Challenge A
What audience does the Olympic property article estimate for the Opening and Closing ceremonies?

Document section
Property

Creative Living

Creative LivingDid you hear? It’s an Olympic Year. That’s good news for people in many quarters: sports fanatics, old school broadcasters bleeding viewers to cable outlets, sponsors who forked out millions of dollars to get their logo in front of as many eyeballs as possible (estimated at four billion for the Opening and Closing ceremonies). The Olympic Games is big business, and not surprisingly that trickles down to property.

Big-ticket events often mean new awareness of and a spike in interest in a city’s real estate market in the lead up to the event itself. Vancouver and Atlanta are the most recent recipients of the Olympic bump, and Cape Town allegedly experienced a spike in the lead up to South Africa’s hosting of the FIFA World Cup in 2010, another enormous global event. But not everyone needs the help. Like London.

Exercise material
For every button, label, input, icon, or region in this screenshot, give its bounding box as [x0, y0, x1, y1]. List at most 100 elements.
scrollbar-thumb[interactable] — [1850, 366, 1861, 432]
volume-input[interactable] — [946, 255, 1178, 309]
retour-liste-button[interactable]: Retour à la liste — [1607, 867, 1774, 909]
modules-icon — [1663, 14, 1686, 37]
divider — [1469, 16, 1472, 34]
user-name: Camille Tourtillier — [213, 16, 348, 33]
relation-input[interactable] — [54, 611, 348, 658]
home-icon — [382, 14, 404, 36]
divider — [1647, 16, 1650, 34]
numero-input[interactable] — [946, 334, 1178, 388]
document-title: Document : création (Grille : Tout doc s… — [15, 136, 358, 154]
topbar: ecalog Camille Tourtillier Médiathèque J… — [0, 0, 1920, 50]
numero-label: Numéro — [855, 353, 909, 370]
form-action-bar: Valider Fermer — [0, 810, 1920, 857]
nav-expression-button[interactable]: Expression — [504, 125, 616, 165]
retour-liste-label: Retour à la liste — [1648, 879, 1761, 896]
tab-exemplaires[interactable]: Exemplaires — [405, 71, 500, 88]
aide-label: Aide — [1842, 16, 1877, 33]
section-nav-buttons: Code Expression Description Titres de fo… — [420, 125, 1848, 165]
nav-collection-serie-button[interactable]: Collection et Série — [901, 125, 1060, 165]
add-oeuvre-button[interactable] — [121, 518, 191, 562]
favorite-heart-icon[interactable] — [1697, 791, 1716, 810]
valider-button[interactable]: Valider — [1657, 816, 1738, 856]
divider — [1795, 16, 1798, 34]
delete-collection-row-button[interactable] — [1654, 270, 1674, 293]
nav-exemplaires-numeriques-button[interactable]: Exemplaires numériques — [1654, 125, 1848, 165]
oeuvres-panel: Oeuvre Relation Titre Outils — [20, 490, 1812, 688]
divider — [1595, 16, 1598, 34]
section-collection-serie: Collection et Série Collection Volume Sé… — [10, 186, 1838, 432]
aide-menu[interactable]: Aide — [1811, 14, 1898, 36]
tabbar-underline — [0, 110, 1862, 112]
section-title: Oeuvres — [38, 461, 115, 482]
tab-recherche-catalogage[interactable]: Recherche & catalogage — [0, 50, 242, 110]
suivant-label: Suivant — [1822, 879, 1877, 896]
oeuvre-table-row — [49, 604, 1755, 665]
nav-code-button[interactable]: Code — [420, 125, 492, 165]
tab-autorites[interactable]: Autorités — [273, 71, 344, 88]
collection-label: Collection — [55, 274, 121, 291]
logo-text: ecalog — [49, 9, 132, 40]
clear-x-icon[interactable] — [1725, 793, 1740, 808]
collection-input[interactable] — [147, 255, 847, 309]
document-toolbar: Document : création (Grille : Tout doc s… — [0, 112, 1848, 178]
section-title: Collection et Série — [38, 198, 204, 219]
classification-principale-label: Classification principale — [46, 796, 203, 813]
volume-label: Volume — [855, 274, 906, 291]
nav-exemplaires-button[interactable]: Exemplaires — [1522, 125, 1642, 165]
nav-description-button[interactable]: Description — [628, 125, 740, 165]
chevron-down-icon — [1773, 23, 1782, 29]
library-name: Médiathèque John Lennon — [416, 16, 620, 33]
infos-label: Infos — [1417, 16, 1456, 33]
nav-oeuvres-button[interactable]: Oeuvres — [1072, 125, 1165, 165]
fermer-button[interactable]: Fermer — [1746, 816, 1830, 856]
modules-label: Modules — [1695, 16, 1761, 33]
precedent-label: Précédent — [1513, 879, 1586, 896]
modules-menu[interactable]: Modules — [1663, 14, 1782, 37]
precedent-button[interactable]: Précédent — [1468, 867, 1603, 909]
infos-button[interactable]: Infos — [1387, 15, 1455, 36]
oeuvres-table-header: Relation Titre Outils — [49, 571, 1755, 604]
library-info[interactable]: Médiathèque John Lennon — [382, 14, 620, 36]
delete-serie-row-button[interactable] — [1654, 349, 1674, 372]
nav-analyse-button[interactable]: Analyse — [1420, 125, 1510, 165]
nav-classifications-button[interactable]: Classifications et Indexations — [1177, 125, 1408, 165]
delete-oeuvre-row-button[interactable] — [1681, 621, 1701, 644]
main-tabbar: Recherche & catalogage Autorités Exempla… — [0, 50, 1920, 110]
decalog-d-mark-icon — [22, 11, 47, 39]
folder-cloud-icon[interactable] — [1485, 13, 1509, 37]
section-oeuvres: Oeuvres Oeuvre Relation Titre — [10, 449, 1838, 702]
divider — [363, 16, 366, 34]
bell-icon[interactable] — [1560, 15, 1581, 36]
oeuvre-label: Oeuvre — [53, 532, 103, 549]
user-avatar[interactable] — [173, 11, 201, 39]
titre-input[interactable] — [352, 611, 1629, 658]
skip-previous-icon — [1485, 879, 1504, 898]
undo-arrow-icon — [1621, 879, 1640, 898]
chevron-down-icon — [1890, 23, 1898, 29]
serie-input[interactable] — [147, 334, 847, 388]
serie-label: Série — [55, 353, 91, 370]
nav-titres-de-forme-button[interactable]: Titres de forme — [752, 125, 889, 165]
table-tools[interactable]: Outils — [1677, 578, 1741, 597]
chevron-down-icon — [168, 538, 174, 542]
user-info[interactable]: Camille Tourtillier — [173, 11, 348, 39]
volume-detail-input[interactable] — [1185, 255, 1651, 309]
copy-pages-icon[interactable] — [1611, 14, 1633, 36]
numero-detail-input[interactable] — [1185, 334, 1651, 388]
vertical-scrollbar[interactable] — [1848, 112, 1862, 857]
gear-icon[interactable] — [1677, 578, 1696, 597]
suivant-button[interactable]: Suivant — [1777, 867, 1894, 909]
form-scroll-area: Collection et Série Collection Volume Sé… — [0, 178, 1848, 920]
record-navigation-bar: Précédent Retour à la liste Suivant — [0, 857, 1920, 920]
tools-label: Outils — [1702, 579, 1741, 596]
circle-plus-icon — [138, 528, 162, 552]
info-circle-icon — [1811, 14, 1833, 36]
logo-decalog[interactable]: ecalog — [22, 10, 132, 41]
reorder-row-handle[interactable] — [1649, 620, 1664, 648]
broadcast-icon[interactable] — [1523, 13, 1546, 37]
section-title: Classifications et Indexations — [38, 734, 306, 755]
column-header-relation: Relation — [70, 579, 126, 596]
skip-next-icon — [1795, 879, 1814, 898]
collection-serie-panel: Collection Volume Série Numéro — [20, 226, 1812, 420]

Challenge B
Return the lines of the records unchanged, starting at the first line of the records and ending at the line that contains "home-icon — [382, 14, 404, 36]".

Task output A
Four billion

Task output B
For every button, label, input, icon, or region in this screenshot, give its bounding box as [x0, y0, x1, y1]. List at most 100 elements.
scrollbar-thumb[interactable] — [1850, 366, 1861, 432]
volume-input[interactable] — [946, 255, 1178, 309]
retour-liste-button[interactable]: Retour à la liste — [1607, 867, 1774, 909]
modules-icon — [1663, 14, 1686, 37]
divider — [1469, 16, 1472, 34]
user-name: Camille Tourtillier — [213, 16, 348, 33]
relation-input[interactable] — [54, 611, 348, 658]
home-icon — [382, 14, 404, 36]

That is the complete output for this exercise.